> [TASK INSTRUCTIONS] Filter the lines below, copying only those with the string "Ranks".

> [SUPPLIED RECORDS]
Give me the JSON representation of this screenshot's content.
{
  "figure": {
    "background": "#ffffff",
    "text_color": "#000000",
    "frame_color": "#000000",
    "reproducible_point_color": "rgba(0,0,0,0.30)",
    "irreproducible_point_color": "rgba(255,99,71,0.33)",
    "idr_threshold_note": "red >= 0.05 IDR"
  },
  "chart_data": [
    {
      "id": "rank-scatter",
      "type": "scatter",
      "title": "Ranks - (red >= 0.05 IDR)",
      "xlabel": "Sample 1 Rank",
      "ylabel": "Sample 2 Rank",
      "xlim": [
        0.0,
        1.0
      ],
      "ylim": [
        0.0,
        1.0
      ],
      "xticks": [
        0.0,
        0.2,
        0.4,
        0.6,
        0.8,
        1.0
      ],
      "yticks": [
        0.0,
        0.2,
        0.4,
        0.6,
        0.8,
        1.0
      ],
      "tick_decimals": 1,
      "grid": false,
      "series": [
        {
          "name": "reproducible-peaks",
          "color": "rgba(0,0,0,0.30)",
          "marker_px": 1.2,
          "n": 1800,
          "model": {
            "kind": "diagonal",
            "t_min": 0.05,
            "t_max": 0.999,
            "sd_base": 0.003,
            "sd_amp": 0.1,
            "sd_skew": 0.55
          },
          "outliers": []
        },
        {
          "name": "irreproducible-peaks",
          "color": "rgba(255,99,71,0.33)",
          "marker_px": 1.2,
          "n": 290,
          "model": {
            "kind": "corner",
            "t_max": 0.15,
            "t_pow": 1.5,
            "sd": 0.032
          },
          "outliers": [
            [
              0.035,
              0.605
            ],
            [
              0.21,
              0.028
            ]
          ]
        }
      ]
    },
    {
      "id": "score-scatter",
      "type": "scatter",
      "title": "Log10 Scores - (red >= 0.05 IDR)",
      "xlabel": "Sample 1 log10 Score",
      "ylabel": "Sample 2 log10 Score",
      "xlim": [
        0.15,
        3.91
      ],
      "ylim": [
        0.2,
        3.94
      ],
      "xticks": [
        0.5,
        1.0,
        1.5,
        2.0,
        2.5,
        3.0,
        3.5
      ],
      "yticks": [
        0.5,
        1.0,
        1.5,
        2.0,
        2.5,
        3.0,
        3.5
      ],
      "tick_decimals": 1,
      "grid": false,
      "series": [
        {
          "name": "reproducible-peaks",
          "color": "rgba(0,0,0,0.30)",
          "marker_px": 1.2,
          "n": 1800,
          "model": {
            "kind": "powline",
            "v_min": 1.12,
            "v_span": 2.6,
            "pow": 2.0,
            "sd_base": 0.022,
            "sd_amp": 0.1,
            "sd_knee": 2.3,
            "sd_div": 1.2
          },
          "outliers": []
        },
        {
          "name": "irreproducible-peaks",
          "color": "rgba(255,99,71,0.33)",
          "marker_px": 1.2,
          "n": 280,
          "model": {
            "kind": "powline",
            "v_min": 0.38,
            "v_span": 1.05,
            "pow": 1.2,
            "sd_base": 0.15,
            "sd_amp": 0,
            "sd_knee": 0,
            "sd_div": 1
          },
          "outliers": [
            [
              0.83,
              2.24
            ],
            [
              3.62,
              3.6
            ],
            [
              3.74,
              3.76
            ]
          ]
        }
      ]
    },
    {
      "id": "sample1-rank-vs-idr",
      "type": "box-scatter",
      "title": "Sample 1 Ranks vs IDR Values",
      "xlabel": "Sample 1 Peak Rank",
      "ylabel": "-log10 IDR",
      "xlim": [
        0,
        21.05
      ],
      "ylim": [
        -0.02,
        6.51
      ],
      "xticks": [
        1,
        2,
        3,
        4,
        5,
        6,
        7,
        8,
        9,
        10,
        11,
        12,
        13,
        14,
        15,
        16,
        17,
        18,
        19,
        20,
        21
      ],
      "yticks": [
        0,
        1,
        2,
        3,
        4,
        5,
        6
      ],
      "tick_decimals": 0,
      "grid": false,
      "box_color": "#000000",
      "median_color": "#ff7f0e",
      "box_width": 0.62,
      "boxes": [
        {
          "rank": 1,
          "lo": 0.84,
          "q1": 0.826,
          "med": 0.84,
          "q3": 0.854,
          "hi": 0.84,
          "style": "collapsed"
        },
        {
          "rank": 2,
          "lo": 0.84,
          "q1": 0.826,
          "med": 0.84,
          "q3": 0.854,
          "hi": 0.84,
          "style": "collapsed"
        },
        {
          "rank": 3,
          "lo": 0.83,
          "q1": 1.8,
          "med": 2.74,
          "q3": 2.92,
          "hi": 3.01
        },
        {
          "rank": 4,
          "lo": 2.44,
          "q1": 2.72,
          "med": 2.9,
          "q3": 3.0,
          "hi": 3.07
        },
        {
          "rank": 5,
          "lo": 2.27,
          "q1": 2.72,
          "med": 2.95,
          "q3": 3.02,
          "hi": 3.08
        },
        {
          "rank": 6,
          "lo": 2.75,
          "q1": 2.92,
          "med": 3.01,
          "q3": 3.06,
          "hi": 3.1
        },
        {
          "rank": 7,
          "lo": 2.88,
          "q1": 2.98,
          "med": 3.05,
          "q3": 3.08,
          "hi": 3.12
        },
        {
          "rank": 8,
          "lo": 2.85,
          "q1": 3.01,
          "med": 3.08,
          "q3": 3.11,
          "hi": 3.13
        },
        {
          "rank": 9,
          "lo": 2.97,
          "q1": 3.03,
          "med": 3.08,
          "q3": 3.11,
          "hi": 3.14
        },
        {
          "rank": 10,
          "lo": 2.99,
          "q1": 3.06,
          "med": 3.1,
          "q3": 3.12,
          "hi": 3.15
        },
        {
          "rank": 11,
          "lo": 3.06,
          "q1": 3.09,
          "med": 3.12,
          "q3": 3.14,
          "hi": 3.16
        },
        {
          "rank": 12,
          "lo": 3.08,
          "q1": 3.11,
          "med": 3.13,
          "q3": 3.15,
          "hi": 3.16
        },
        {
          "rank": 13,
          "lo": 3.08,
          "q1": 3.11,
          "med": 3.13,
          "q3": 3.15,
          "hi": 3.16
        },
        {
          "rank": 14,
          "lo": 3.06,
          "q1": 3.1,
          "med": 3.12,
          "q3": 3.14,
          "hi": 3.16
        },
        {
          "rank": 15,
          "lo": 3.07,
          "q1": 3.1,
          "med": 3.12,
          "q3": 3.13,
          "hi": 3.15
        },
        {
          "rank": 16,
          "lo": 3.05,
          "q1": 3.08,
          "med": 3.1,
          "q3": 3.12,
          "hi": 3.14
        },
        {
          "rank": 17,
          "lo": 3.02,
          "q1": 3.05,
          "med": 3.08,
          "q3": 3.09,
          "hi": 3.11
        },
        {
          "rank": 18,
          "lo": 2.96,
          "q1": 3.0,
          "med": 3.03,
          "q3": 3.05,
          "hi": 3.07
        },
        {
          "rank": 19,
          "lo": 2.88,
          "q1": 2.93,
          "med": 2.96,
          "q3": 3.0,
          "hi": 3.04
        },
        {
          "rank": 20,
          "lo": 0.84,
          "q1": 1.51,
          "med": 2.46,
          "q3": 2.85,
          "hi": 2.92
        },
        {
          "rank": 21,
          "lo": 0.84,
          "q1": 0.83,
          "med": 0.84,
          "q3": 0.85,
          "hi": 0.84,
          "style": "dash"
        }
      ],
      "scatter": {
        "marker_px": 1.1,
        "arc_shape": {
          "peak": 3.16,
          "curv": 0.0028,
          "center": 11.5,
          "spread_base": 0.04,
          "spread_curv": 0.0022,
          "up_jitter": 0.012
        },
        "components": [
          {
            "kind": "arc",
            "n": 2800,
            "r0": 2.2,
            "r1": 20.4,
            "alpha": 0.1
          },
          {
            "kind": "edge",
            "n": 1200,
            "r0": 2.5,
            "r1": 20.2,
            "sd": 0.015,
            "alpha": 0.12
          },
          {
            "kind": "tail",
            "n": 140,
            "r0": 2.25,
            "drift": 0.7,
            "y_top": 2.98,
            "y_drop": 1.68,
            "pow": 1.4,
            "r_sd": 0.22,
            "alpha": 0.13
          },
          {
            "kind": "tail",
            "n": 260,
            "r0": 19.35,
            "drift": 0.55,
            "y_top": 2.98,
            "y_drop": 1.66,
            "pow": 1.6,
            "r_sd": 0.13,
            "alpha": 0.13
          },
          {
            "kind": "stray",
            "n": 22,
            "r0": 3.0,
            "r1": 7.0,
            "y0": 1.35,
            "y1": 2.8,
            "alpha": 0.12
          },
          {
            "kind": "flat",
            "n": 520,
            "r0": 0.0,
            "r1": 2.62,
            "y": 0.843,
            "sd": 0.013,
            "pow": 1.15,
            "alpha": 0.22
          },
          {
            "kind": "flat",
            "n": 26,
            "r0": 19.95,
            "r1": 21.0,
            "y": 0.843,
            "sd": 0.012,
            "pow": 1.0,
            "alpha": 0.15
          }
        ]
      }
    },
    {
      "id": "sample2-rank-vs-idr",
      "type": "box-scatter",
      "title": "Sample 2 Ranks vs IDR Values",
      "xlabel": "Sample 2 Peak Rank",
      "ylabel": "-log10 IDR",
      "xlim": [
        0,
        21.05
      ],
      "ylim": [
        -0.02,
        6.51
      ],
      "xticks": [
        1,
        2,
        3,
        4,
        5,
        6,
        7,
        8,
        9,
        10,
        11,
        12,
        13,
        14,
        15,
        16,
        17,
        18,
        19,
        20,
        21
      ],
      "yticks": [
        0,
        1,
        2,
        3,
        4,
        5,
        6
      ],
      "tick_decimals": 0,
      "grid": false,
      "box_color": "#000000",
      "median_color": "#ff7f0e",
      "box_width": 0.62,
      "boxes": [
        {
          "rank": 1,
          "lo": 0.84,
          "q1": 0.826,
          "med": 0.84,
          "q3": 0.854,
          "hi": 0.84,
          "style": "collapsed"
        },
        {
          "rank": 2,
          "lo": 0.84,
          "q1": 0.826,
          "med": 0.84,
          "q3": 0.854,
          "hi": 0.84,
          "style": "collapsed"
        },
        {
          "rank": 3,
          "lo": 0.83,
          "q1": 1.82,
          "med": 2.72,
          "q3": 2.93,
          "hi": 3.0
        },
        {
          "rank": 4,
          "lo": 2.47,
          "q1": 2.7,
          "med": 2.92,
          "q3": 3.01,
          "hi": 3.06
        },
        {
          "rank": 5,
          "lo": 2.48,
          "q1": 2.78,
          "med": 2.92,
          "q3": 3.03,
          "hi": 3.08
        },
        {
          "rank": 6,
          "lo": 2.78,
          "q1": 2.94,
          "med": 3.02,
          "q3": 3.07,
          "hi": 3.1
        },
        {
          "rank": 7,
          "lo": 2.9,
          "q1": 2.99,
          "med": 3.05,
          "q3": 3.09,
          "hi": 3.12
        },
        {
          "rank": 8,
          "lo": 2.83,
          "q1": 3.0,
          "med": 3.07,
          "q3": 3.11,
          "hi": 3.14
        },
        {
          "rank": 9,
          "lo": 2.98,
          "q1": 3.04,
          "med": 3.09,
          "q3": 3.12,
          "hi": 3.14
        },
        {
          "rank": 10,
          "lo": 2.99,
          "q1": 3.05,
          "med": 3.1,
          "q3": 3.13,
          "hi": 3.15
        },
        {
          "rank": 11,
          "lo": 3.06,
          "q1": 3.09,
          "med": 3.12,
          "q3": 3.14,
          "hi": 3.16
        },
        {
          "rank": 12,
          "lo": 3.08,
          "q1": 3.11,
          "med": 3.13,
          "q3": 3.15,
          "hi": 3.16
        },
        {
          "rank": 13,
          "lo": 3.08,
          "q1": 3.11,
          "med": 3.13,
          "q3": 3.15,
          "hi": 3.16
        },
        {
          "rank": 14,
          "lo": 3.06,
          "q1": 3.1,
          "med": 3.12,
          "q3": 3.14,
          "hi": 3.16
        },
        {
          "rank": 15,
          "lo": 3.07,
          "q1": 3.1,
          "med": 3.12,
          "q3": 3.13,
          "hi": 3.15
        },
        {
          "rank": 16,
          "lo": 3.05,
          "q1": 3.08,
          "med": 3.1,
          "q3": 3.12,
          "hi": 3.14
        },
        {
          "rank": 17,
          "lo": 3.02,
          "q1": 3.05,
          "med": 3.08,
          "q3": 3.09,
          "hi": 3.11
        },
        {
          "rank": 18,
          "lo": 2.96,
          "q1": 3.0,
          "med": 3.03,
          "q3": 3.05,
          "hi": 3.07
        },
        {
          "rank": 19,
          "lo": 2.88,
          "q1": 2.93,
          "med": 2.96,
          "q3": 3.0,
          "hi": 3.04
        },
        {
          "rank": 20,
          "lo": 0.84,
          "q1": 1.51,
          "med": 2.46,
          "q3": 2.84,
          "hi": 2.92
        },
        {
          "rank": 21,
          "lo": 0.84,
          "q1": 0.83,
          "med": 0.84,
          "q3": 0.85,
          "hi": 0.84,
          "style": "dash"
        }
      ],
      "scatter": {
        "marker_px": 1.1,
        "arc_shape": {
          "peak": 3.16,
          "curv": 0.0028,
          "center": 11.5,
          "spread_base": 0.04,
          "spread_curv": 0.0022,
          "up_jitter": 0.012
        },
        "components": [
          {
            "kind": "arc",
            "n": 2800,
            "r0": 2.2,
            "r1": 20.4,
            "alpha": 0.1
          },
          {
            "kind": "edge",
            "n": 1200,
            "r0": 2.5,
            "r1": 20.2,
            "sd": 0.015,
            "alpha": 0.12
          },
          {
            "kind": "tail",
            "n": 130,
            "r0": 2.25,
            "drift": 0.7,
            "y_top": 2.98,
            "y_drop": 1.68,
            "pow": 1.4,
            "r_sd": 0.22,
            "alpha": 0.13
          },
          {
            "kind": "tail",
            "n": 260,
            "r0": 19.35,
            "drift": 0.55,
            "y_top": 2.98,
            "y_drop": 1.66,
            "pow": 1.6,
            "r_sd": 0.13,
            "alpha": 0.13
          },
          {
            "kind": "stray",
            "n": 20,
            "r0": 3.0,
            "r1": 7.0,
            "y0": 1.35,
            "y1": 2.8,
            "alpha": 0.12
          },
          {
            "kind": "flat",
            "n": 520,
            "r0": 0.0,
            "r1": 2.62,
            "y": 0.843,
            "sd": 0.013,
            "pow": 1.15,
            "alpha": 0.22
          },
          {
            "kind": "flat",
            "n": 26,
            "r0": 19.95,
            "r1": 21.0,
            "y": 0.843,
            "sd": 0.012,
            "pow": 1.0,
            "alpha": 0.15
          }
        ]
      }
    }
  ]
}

> [COMPLETE RESPONSE]
      "title": "Ranks - (red >= 0.05 IDR)",
      "title": "Sample 1 Ranks vs IDR Values",
      "title": "Sample 2 Ranks vs IDR Values",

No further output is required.